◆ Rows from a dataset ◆
⁂

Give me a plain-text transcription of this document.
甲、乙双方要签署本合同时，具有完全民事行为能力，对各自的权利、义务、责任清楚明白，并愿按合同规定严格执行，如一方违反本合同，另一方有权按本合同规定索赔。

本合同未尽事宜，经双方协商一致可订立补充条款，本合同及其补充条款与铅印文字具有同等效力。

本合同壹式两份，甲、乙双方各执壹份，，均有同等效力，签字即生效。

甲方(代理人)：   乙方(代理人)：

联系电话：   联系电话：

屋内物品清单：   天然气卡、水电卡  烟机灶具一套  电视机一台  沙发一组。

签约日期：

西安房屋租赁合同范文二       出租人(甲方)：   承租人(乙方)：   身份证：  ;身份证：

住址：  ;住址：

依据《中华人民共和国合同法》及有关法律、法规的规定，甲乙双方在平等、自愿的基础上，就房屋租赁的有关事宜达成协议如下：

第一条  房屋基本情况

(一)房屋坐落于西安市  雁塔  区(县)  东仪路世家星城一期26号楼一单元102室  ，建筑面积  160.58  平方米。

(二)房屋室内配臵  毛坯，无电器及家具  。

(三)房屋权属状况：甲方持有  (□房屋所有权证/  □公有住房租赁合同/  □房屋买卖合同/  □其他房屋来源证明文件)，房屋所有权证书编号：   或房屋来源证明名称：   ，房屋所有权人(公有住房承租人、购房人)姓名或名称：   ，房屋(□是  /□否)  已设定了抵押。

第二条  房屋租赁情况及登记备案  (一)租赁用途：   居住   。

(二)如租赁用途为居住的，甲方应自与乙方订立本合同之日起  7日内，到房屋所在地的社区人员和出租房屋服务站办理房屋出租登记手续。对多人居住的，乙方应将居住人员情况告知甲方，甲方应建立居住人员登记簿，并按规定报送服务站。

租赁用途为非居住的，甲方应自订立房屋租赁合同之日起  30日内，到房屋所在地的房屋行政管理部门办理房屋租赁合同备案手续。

⁂

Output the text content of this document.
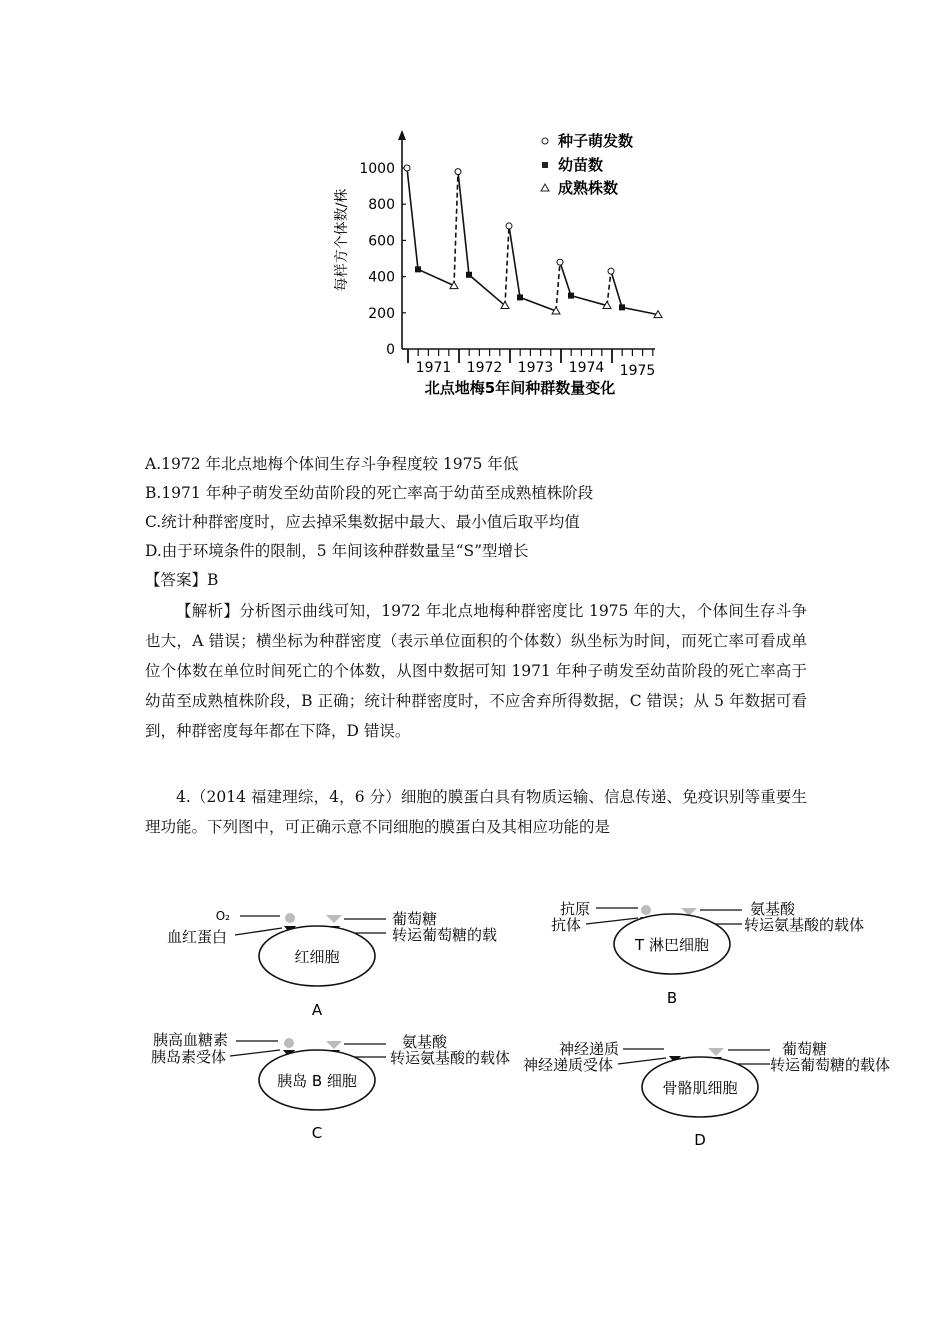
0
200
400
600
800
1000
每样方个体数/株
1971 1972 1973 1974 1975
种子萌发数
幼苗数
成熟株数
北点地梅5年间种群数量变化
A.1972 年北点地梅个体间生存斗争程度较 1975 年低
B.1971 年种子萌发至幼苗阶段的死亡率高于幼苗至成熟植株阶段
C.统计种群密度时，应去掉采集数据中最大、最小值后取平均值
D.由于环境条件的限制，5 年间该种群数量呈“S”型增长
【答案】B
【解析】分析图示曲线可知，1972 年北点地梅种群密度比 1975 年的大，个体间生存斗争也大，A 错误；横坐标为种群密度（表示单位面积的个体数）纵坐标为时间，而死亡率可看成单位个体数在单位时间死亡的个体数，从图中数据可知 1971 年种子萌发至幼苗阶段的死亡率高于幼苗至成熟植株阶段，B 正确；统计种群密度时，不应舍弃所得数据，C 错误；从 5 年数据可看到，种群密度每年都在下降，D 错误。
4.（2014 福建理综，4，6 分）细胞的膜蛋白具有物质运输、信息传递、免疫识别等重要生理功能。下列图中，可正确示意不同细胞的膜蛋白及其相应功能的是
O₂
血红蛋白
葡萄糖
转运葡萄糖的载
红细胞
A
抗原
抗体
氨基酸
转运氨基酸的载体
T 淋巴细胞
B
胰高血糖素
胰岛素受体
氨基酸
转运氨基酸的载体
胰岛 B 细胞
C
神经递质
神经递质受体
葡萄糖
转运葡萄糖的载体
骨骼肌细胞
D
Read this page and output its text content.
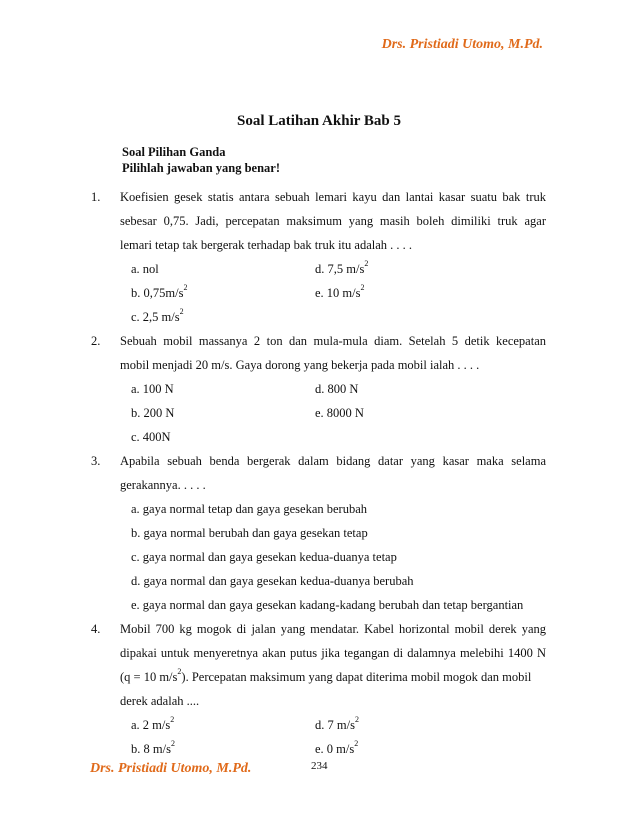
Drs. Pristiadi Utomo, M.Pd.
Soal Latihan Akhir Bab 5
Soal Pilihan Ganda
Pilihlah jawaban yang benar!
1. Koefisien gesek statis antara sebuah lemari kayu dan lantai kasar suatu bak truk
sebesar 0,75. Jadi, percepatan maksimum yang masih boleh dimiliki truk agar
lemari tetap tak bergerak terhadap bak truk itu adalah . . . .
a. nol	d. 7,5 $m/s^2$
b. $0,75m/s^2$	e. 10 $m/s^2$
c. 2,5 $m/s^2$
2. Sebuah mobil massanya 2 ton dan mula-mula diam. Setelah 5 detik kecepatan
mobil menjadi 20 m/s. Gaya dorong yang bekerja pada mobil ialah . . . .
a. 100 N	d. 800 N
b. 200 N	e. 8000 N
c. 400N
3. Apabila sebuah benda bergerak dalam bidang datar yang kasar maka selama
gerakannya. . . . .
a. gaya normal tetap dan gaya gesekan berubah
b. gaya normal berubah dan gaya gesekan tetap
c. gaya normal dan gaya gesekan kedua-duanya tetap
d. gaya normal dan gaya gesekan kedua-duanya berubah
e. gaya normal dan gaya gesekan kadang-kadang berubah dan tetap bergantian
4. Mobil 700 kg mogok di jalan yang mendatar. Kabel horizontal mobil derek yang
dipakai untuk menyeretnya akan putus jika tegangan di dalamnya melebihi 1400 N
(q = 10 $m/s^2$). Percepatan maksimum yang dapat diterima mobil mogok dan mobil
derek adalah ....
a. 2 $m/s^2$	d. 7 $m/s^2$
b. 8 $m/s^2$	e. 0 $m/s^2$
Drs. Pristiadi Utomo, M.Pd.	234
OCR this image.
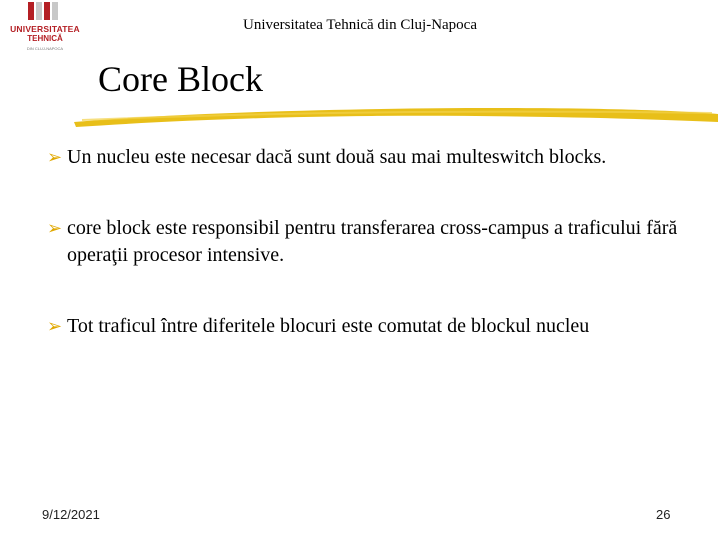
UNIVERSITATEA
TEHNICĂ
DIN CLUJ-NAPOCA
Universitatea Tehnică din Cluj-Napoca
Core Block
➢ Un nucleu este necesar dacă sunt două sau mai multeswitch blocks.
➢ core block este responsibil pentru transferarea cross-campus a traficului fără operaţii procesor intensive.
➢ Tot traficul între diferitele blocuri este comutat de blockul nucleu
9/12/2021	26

⁂

◆ WHAT IS ASKED ◆
Tally how many lines of the data include the word "Utomo". Write the number and nothing else.

◆ THE REPLY ◆
2